*Task instructions*: For the material that follows, list every line containing the word "Main".

*Given information*:
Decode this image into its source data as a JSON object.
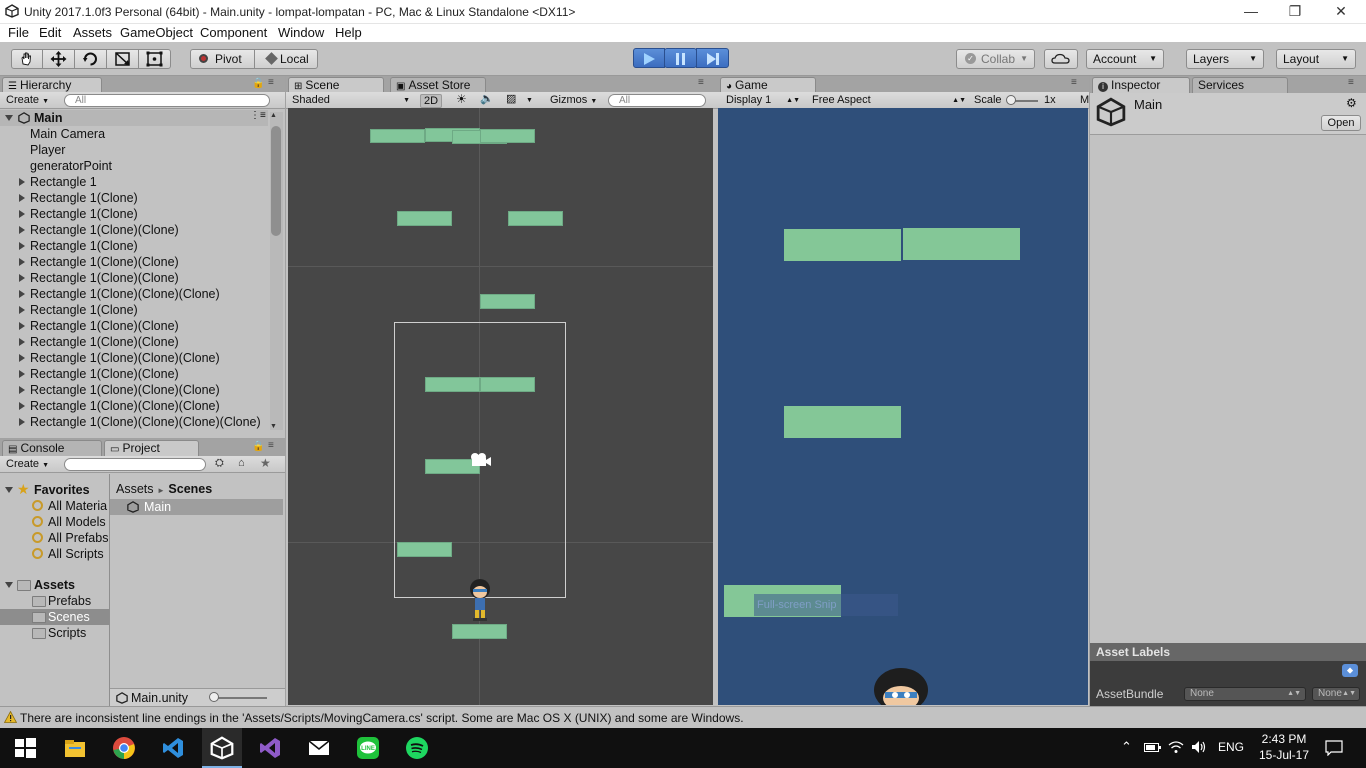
{
  "window": {
    "title": "Unity 2017.1.0f3 Personal (64bit) - Main.unity - lompat-lompatan - PC, Mac & Linux Standalone <DX11>",
    "minimize": "—",
    "restore": "❐",
    "close": "✕"
  },
  "menu": [
    "File",
    "Edit",
    "Assets",
    "GameObject",
    "Component",
    "Window",
    "Help"
  ],
  "toolbar": {
    "pivot": "Pivot",
    "local": "Local",
    "collab": "Collab",
    "account": "Account",
    "layers": "Layers",
    "layout": "Layout",
    "pivot_icon": "pivot-icon",
    "local_icon": "local-icon"
  },
  "hierarchy": {
    "tab": "Hierarchy",
    "create": "Create",
    "search_placeholder": "All",
    "scene": "Main",
    "items": [
      {
        "label": "Main Camera",
        "expandable": false
      },
      {
        "label": "Player",
        "expandable": false
      },
      {
        "label": "generatorPoint",
        "expandable": false
      },
      {
        "label": "Rectangle 1",
        "expandable": true
      },
      {
        "label": "Rectangle 1(Clone)",
        "expandable": true
      },
      {
        "label": "Rectangle 1(Clone)",
        "expandable": true
      },
      {
        "label": "Rectangle 1(Clone)(Clone)",
        "expandable": true
      },
      {
        "label": "Rectangle 1(Clone)",
        "expandable": true
      },
      {
        "label": "Rectangle 1(Clone)(Clone)",
        "expandable": true
      },
      {
        "label": "Rectangle 1(Clone)(Clone)",
        "expandable": true
      },
      {
        "label": "Rectangle 1(Clone)(Clone)(Clone)",
        "expandable": true
      },
      {
        "label": "Rectangle 1(Clone)",
        "expandable": true
      },
      {
        "label": "Rectangle 1(Clone)(Clone)",
        "expandable": true
      },
      {
        "label": "Rectangle 1(Clone)(Clone)",
        "expandable": true
      },
      {
        "label": "Rectangle 1(Clone)(Clone)(Clone)",
        "expandable": true
      },
      {
        "label": "Rectangle 1(Clone)(Clone)",
        "expandable": true
      },
      {
        "label": "Rectangle 1(Clone)(Clone)(Clone)",
        "expandable": true
      },
      {
        "label": "Rectangle 1(Clone)(Clone)(Clone)",
        "expandable": true
      },
      {
        "label": "Rectangle 1(Clone)(Clone)(Clone)(Clone)",
        "expandable": true
      }
    ]
  },
  "scene": {
    "tab": "Scene",
    "asset_store_tab": "Asset Store",
    "shading": "Shaded",
    "mode_2d": "2D",
    "gizmos": "Gizmos",
    "search_placeholder": "All"
  },
  "game": {
    "tab": "Game",
    "display": "Display 1",
    "aspect": "Free Aspect",
    "scale_label": "Scale",
    "scale_value": "1x",
    "maximize": "M",
    "overlay_text": "Full-screen Snip"
  },
  "inspector": {
    "tab": "Inspector",
    "services_tab": "Services",
    "object_name": "Main",
    "open_button": "Open",
    "asset_labels": "Asset Labels",
    "asset_bundle_label": "AssetBundle",
    "asset_bundle_value": "None",
    "asset_bundle_variant": "None"
  },
  "console": {
    "tab": "Console"
  },
  "project": {
    "tab": "Project",
    "create": "Create",
    "favorites_label": "Favorites",
    "favorites": [
      "All Materia",
      "All Models",
      "All Prefabs",
      "All Scripts"
    ],
    "assets_label": "Assets",
    "folders": [
      "Prefabs",
      "Scenes",
      "Scripts"
    ],
    "breadcrumb_root": "Assets",
    "breadcrumb_sep": "►",
    "breadcrumb_current": "Scenes",
    "files": [
      "Main"
    ],
    "selected_file": "Main.unity"
  },
  "status": {
    "message": "There are inconsistent line endings in the 'Assets/Scripts/MovingCamera.cs' script. Some are Mac OS X (UNIX) and some are Windows."
  },
  "taskbar": {
    "language": "ENG",
    "time": "2:43 PM",
    "date": "15-Jul-17",
    "apps": [
      "windows-start-icon",
      "file-explorer-icon",
      "chrome-icon",
      "vscode-icon",
      "unity-icon",
      "visual-studio-icon",
      "mail-icon",
      "line-icon",
      "spotify-icon"
    ]
  },
  "colors": {
    "platform": "#82c69a",
    "game_bg": "#2f4f7a",
    "scene_bg": "#474747",
    "play_active": "#3b6cbf"
  }
}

*Answer for this exercise*:
    "title": "Unity 2017.1.0f3 Personal (64bit) - Main.unity - lompat-lompatan - PC, Mac & Linux Standalone <DX11>",
    "scene": "Main",
        "label": "Main Camera",
    "object_name": "Main",
      "Main"
    "selected_file": "Main.unity"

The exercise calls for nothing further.